§ Exercise: Transcribe the records below exactly as they appear, omitting any pictures.

§ Information provided:
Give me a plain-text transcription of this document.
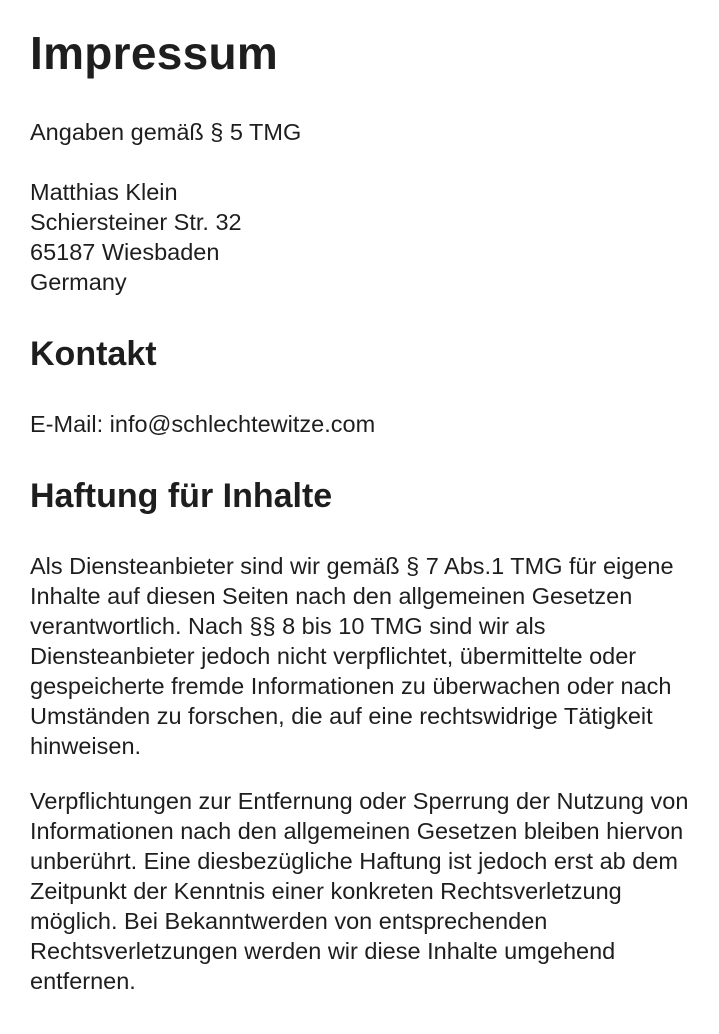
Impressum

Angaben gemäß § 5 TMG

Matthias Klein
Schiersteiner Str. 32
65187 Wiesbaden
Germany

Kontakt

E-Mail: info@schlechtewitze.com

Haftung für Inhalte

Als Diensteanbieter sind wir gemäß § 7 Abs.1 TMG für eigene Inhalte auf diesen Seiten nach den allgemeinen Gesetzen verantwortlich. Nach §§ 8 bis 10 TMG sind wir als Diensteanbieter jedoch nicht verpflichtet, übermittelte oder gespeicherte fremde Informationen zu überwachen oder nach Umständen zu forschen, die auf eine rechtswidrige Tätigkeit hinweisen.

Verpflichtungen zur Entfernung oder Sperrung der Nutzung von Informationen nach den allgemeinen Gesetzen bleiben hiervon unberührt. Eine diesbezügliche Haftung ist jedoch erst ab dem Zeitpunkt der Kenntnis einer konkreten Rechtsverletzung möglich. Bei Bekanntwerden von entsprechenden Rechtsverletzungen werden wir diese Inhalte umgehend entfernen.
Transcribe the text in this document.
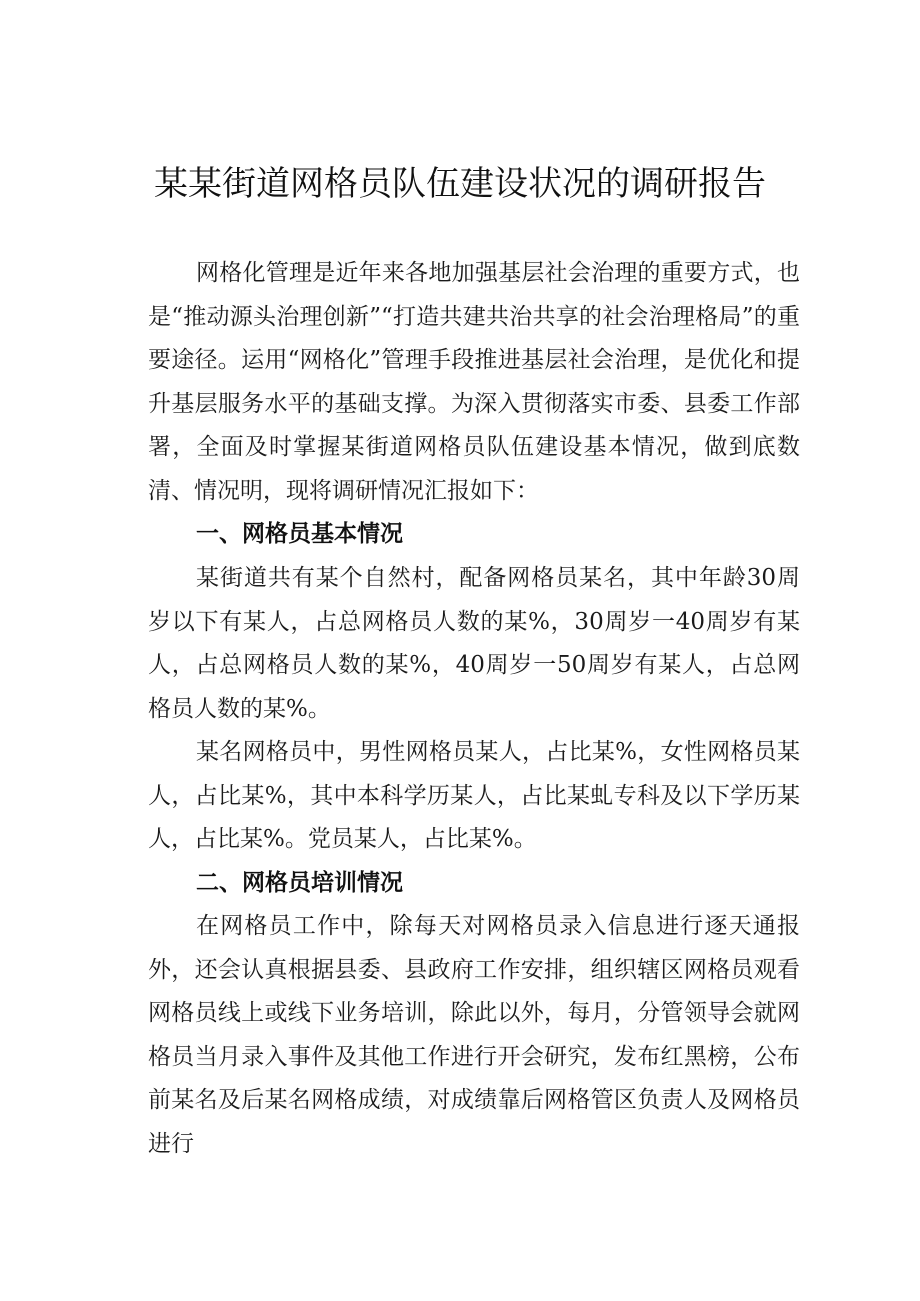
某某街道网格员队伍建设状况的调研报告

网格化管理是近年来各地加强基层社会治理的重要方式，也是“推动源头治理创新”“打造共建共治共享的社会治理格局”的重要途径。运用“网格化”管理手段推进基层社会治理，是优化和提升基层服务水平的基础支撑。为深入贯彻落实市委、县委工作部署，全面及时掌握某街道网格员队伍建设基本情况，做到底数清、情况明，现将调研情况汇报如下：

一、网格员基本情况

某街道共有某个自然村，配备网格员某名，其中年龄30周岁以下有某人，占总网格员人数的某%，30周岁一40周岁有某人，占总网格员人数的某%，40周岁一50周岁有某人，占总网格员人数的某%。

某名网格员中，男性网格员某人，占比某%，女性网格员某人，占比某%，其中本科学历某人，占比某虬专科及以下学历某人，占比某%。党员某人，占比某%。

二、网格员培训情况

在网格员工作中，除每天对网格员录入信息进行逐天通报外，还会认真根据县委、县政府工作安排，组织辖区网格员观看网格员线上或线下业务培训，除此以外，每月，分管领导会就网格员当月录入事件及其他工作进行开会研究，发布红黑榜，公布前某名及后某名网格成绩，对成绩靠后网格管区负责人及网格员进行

§ Reply:
Give me a plain-text transcription of this document.
Impressum

Angaben gemäß § 5 TMG

Matthias Klein
Schiersteiner Str. 32
65187 Wiesbaden
Germany

Kontakt

E-Mail: info@schlechtewitze.com

Haftung für Inhalte

Als Diensteanbieter sind wir gemäß § 7 Abs.1 TMG für eigene Inhalte auf diesen Seiten nach den allgemeinen Gesetzen verantwortlich. Nach §§ 8 bis 10 TMG sind wir als Diensteanbieter jedoch nicht verpflichtet, übermittelte oder gespeicherte fremde Informationen zu überwachen oder nach Umständen zu forschen, die auf eine rechtswidrige Tätigkeit hinweisen.

Verpflichtungen zur Entfernung oder Sperrung der Nutzung von Informationen nach den allgemeinen Gesetzen bleiben hiervon unberührt. Eine diesbezügliche Haftung ist jedoch erst ab dem Zeitpunkt der Kenntnis einer konkreten Rechtsverletzung möglich. Bei Bekanntwerden von entsprechenden Rechtsverletzungen werden wir diese Inhalte umgehend entfernen.
Transcribe the text in this document.
某某街道网格员队伍建设状况的调研报告

网格化管理是近年来各地加强基层社会治理的重要方式，也是“推动源头治理创新”“打造共建共治共享的社会治理格局”的重要途径。运用“网格化”管理手段推进基层社会治理，是优化和提升基层服务水平的基础支撑。为深入贯彻落实市委、县委工作部署，全面及时掌握某街道网格员队伍建设基本情况，做到底数清、情况明，现将调研情况汇报如下：

一、网格员基本情况

某街道共有某个自然村，配备网格员某名，其中年龄30周岁以下有某人，占总网格员人数的某%，30周岁一40周岁有某人，占总网格员人数的某%，40周岁一50周岁有某人，占总网格员人数的某%。

某名网格员中，男性网格员某人，占比某%，女性网格员某人，占比某%，其中本科学历某人，占比某虬专科及以下学历某人，占比某%。党员某人，占比某%。

二、网格员培训情况

在网格员工作中，除每天对网格员录入信息进行逐天通报外，还会认真根据县委、县政府工作安排，组织辖区网格员观看网格员线上或线下业务培训，除此以外，每月，分管领导会就网格员当月录入事件及其他工作进行开会研究，发布红黑榜，公布前某名及后某名网格成绩，对成绩靠后网格管区负责人及网格员进行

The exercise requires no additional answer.